### EXERCISE DETAILS
Make an exact copy of all the records.

[Items from a data source]

* * *

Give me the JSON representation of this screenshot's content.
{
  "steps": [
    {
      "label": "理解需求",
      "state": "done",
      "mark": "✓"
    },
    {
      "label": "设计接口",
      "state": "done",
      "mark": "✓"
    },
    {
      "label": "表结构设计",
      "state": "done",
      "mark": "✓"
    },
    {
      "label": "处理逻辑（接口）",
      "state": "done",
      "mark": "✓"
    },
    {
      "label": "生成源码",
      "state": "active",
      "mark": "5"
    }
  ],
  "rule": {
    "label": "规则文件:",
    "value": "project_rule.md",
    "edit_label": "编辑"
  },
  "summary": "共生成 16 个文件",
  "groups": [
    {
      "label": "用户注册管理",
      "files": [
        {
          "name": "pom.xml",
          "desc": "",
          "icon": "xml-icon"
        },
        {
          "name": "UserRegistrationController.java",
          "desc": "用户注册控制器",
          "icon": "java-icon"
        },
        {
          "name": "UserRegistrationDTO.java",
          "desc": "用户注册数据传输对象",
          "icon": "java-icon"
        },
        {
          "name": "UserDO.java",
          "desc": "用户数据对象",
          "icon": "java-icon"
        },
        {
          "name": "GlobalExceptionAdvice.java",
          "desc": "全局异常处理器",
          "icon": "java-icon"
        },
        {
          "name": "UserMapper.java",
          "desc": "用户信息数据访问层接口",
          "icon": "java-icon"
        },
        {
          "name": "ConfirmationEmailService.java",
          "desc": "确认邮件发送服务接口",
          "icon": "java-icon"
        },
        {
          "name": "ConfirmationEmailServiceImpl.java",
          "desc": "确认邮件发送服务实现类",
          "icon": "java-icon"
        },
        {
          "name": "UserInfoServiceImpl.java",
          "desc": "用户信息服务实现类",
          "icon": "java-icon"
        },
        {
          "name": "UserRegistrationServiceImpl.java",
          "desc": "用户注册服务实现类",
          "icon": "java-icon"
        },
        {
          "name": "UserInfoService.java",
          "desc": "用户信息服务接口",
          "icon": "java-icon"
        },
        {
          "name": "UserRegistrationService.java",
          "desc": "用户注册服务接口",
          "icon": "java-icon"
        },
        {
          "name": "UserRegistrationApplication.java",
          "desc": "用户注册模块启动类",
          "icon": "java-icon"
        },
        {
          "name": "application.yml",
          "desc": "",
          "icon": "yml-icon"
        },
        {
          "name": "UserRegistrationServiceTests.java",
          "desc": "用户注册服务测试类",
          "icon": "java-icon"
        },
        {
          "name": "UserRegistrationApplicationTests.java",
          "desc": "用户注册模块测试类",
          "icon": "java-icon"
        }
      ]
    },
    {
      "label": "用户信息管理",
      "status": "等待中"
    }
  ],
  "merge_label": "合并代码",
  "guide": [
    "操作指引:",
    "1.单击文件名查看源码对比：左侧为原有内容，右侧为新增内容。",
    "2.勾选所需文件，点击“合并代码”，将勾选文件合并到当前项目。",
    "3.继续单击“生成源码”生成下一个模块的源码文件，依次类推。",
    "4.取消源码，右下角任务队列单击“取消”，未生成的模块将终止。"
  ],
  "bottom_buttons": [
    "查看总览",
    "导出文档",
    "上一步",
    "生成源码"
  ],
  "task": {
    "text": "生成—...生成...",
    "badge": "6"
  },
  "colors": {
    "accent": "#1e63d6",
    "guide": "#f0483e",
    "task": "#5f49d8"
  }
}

* * *

### THE REPLY
Give me the JSON representation of this screenshot's content.
{
  "steps": [
    {
      "label": "理解需求",
      "state": "done",
      "mark": "✓"
    },
    {
      "label": "设计接口",
      "state": "done",
      "mark": "✓"
    },
    {
      "label": "表结构设计",
      "state": "done",
      "mark": "✓"
    },
    {
      "label": "处理逻辑（接口）",
      "state": "done",
      "mark": "✓"
    },
    {
      "label": "生成源码",
      "state": "active",
      "mark": "5"
    }
  ],
  "rule": {
    "label": "规则文件:",
    "value": "project_rule.md",
    "edit_label": "编辑"
  },
  "summary": "共生成 16 个文件",
  "groups": [
    {
      "label": "用户注册管理",
      "files": [
        {
          "name": "pom.xml",
          "desc": "",
          "icon": "xml-icon"
        },
        {
          "name": "UserRegistrationController.java",
          "desc": "用户注册控制器",
          "icon": "java-icon"
        },
        {
          "name": "UserRegistrationDTO.java",
          "desc": "用户注册数据传输对象",
          "icon": "java-icon"
        },
        {
          "name": "UserDO.java",
          "desc": "用户数据对象",
          "icon": "java-icon"
        },
        {
          "name": "GlobalExceptionAdvice.java",
          "desc": "全局异常处理器",
          "icon": "java-icon"
        },
        {
          "name": "UserMapper.java",
          "desc": "用户信息数据访问层接口",
          "icon": "java-icon"
        },
        {
          "name": "ConfirmationEmailService.java",
          "desc": "确认邮件发送服务接口",
          "icon": "java-icon"
        },
        {
          "name": "ConfirmationEmailServiceImpl.java",
          "desc": "确认邮件发送服务实现类",
          "icon": "java-icon"
        },
        {
          "name": "UserInfoServiceImpl.java",
          "desc": "用户信息服务实现类",
          "icon": "java-icon"
        },
        {
          "name": "UserRegistrationServiceImpl.java",
          "desc": "用户注册服务实现类",
          "icon": "java-icon"
        },
        {
          "name": "UserInfoService.java",
          "desc": "用户信息服务接口",
          "icon": "java-icon"
        },
        {
          "name": "UserRegistrationService.java",
          "desc": "用户注册服务接口",
          "icon": "java-icon"
        },
        {
          "name": "UserRegistrationApplication.java",
          "desc": "用户注册模块启动类",
          "icon": "java-icon"
        },
        {
          "name": "application.yml",
          "desc": "",
          "icon": "yml-icon"
        },
        {
          "name": "UserRegistrationServiceTests.java",
          "desc": "用户注册服务测试类",
          "icon": "java-icon"
        },
        {
          "name": "UserRegistrationApplicationTests.java",
          "desc": "用户注册模块测试类",
          "icon": "java-icon"
        }
      ]
    },
    {
      "label": "用户信息管理",
      "status": "等待中"
    }
  ],
  "merge_label": "合并代码",
  "guide": [
    "操作指引:",
    "1.单击文件名查看源码对比：左侧为原有内容，右侧为新增内容。",
    "2.勾选所需文件，点击“合并代码”，将勾选文件合并到当前项目。",
    "3.继续单击“生成源码”生成下一个模块的源码文件，依次类推。",
    "4.取消源码，右下角任务队列单击“取消”，未生成的模块将终止。"
  ],
  "bottom_buttons": [
    "查看总览",
    "导出文档",
    "上一步",
    "生成源码"
  ],
  "task": {
    "text": "生成—...生成...",
    "badge": "6"
  },
  "colors": {
    "accent": "#1e63d6",
    "guide": "#f0483e",
    "task": "#5f49d8"
  }
}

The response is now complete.